◆ Task details:
Repeat everything in the material exactly.

◆ Records supplied:
++++++
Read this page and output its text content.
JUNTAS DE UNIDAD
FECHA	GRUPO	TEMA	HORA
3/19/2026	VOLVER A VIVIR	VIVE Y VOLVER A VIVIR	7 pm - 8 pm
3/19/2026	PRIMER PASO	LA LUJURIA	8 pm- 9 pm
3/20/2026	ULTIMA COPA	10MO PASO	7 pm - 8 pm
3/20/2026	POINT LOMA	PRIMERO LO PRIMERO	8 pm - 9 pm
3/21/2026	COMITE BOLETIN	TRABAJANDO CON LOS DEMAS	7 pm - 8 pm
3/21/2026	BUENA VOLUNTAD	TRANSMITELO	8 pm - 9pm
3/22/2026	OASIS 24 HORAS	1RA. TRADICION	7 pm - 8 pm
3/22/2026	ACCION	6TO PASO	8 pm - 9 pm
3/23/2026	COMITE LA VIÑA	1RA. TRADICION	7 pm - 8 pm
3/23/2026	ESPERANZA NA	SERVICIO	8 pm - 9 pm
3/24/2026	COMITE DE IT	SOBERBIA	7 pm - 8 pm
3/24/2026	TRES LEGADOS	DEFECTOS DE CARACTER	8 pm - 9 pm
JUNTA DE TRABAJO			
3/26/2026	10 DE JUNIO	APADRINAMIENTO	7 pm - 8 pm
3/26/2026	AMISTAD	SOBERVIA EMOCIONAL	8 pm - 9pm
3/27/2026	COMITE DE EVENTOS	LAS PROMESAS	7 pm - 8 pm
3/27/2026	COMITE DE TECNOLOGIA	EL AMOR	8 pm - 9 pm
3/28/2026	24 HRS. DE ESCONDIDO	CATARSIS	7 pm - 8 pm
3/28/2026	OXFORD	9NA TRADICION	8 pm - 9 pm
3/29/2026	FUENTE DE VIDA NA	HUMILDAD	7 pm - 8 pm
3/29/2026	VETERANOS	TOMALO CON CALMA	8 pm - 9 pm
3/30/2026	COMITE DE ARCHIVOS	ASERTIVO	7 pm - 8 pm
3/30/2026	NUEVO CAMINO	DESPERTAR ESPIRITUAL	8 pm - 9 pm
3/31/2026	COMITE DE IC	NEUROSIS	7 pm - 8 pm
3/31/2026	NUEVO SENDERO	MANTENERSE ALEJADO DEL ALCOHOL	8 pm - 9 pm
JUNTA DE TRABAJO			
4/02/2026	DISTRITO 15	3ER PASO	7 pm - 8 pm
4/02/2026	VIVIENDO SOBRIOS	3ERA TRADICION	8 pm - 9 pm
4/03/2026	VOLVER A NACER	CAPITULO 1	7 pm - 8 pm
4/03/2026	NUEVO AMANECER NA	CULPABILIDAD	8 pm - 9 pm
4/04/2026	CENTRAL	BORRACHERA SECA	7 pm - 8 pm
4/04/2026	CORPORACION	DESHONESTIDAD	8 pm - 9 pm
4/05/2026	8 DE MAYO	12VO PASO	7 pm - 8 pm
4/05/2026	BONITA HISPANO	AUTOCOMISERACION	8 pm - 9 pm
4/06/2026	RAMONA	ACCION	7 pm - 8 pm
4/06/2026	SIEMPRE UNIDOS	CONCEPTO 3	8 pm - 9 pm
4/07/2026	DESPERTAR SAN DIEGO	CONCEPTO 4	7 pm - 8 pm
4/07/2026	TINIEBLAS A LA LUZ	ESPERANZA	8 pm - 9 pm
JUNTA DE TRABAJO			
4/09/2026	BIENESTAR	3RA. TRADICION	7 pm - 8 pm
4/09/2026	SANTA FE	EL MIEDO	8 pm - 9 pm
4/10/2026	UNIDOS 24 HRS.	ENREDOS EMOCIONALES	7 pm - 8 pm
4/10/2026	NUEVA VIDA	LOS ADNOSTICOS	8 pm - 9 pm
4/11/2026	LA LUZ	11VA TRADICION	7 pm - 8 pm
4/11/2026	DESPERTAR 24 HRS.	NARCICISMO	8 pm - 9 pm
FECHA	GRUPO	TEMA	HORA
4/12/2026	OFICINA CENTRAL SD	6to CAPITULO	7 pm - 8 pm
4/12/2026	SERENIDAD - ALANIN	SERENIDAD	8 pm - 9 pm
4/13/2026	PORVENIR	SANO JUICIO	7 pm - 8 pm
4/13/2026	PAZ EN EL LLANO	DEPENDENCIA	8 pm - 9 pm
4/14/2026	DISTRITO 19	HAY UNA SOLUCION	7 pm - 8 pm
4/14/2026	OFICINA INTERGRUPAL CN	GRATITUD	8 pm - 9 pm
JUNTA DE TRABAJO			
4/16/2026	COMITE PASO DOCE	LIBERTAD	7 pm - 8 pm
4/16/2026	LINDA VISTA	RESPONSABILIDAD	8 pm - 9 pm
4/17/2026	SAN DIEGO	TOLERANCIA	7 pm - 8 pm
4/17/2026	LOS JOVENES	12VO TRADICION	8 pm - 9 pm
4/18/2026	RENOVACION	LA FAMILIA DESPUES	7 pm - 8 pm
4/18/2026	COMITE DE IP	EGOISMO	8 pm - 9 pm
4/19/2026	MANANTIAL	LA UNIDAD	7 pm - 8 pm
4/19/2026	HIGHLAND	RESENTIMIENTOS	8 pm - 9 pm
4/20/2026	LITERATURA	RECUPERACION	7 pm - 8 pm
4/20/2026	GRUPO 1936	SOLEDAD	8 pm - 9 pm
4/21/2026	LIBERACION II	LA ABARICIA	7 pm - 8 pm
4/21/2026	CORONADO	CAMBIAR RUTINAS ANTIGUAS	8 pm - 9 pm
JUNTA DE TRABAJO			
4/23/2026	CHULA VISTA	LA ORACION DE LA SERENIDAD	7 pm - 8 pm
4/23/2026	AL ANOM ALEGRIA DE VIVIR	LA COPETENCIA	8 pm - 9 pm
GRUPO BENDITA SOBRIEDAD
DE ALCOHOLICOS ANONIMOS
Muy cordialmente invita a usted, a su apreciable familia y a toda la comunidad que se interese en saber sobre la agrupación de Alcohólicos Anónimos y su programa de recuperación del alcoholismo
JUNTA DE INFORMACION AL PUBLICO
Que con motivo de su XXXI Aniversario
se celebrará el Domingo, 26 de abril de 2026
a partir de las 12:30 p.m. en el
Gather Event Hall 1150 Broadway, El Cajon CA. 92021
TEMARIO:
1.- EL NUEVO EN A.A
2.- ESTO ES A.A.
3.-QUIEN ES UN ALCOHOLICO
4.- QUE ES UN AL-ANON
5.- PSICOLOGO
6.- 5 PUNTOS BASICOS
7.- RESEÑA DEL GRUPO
++++++
◆ Correct answer:
Read this page and output its text content.
JUNTAS DE UNIDAD
FECHA	GRUPO	TEMA	HORA
3/19/2026	VOLVER A VIVIR	VIVE Y VOLVER A VIVIR	7 pm - 8 pm
3/19/2026	PRIMER PASO	LA LUJURIA	8 pm- 9 pm
3/20/2026	ULTIMA COPA	10MO PASO	7 pm - 8 pm
3/20/2026	POINT LOMA	PRIMERO LO PRIMERO	8 pm - 9 pm
3/21/2026	COMITE BOLETIN	TRABAJANDO CON LOS DEMAS	7 pm - 8 pm
3/21/2026	BUENA VOLUNTAD	TRANSMITELO	8 pm - 9pm
3/22/2026	OASIS 24 HORAS	1RA. TRADICION	7 pm - 8 pm
3/22/2026	ACCION	6TO PASO	8 pm - 9 pm
3/23/2026	COMITE LA VIÑA	1RA. TRADICION	7 pm - 8 pm
3/23/2026	ESPERANZA NA	SERVICIO	8 pm - 9 pm
3/24/2026	COMITE DE IT	SOBERBIA	7 pm - 8 pm
3/24/2026	TRES LEGADOS	DEFECTOS DE CARACTER	8 pm - 9 pm
JUNTA DE TRABAJO			
3/26/2026	10 DE JUNIO	APADRINAMIENTO	7 pm - 8 pm
3/26/2026	AMISTAD	SOBERVIA EMOCIONAL	8 pm - 9pm
3/27/2026	COMITE DE EVENTOS	LAS PROMESAS	7 pm - 8 pm
3/27/2026	COMITE DE TECNOLOGIA	EL AMOR	8 pm - 9 pm
3/28/2026	24 HRS. DE ESCONDIDO	CATARSIS	7 pm - 8 pm
3/28/2026	OXFORD	9NA TRADICION	8 pm - 9 pm
3/29/2026	FUENTE DE VIDA NA	HUMILDAD	7 pm - 8 pm
3/29/2026	VETERANOS	TOMALO CON CALMA	8 pm - 9 pm
3/30/2026	COMITE DE ARCHIVOS	ASERTIVO	7 pm - 8 pm
3/30/2026	NUEVO CAMINO	DESPERTAR ESPIRITUAL	8 pm - 9 pm
3/31/2026	COMITE DE IC	NEUROSIS	7 pm - 8 pm
3/31/2026	NUEVO SENDERO	MANTENERSE ALEJADO DEL ALCOHOL	8 pm - 9 pm
JUNTA DE TRABAJO			
4/02/2026	DISTRITO 15	3ER PASO	7 pm - 8 pm
4/02/2026	VIVIENDO SOBRIOS	3ERA TRADICION	8 pm - 9 pm
4/03/2026	VOLVER A NACER	CAPITULO 1	7 pm - 8 pm
4/03/2026	NUEVO AMANECER NA	CULPABILIDAD	8 pm - 9 pm
4/04/2026	CENTRAL	BORRACHERA SECA	7 pm - 8 pm
4/04/2026	CORPORACION	DESHONESTIDAD	8 pm - 9 pm
4/05/2026	8 DE MAYO	12VO PASO	7 pm - 8 pm
4/05/2026	BONITA HISPANO	AUTOCOMISERACION	8 pm - 9 pm
4/06/2026	RAMONA	ACCION	7 pm - 8 pm
4/06/2026	SIEMPRE UNIDOS	CONCEPTO 3	8 pm - 9 pm
4/07/2026	DESPERTAR SAN DIEGO	CONCEPTO 4	7 pm - 8 pm
4/07/2026	TINIEBLAS A LA LUZ	ESPERANZA	8 pm - 9 pm
JUNTA DE TRABAJO			
4/09/2026	BIENESTAR	3RA. TRADICION	7 pm - 8 pm
4/09/2026	SANTA FE	EL MIEDO	8 pm - 9 pm
4/10/2026	UNIDOS 24 HRS.	ENREDOS EMOCIONALES	7 pm - 8 pm
4/10/2026	NUEVA VIDA	LOS ADNOSTICOS	8 pm - 9 pm
4/11/2026	LA LUZ	11VA TRADICION	7 pm - 8 pm
4/11/2026	DESPERTAR 24 HRS.	NARCICISMO	8 pm - 9 pm
FECHA	GRUPO	TEMA	HORA
4/12/2026	OFICINA CENTRAL SD	6to CAPITULO	7 pm - 8 pm
4/12/2026	SERENIDAD - ALANIN	SERENIDAD	8 pm - 9 pm
4/13/2026	PORVENIR	SANO JUICIO	7 pm - 8 pm
4/13/2026	PAZ EN EL LLANO	DEPENDENCIA	8 pm - 9 pm
4/14/2026	DISTRITO 19	HAY UNA SOLUCION	7 pm - 8 pm
4/14/2026	OFICINA INTERGRUPAL CN	GRATITUD	8 pm - 9 pm
JUNTA DE TRABAJO			
4/16/2026	COMITE PASO DOCE	LIBERTAD	7 pm - 8 pm
4/16/2026	LINDA VISTA	RESPONSABILIDAD	8 pm - 9 pm
4/17/2026	SAN DIEGO	TOLERANCIA	7 pm - 8 pm
4/17/2026	LOS JOVENES	12VO TRADICION	8 pm - 9 pm
4/18/2026	RENOVACION	LA FAMILIA DESPUES	7 pm - 8 pm
4/18/2026	COMITE DE IP	EGOISMO	8 pm - 9 pm
4/19/2026	MANANTIAL	LA UNIDAD	7 pm - 8 pm
4/19/2026	HIGHLAND	RESENTIMIENTOS	8 pm - 9 pm
4/20/2026	LITERATURA	RECUPERACION	7 pm - 8 pm
4/20/2026	GRUPO 1936	SOLEDAD	8 pm - 9 pm
4/21/2026	LIBERACION II	LA ABARICIA	7 pm - 8 pm
4/21/2026	CORONADO	CAMBIAR RUTINAS ANTIGUAS	8 pm - 9 pm
JUNTA DE TRABAJO			
4/23/2026	CHULA VISTA	LA ORACION DE LA SERENIDAD	7 pm - 8 pm
4/23/2026	AL ANOM ALEGRIA DE VIVIR	LA COPETENCIA	8 pm - 9 pm
GRUPO BENDITA SOBRIEDAD
DE ALCOHOLICOS ANONIMOS
Muy cordialmente invita a usted, a su apreciable familia y a toda la comunidad que se interese en saber sobre la agrupación de Alcohólicos Anónimos y su programa de recuperación del alcoholismo
JUNTA DE INFORMACION AL PUBLICO
Que con motivo de su XXXI Aniversario
se celebrará el Domingo, 26 de abril de 2026
a partir de las 12:30 p.m. en el
Gather Event Hall 1150 Broadway, El Cajon CA. 92021
TEMARIO:
1.- EL NUEVO EN A.A
2.- ESTO ES A.A.
3.-QUIEN ES UN ALCOHOLICO
4.- QUE ES UN AL-ANON
5.- PSICOLOGO
6.- 5 PUNTOS BASICOS
7.- RESEÑA DEL GRUPO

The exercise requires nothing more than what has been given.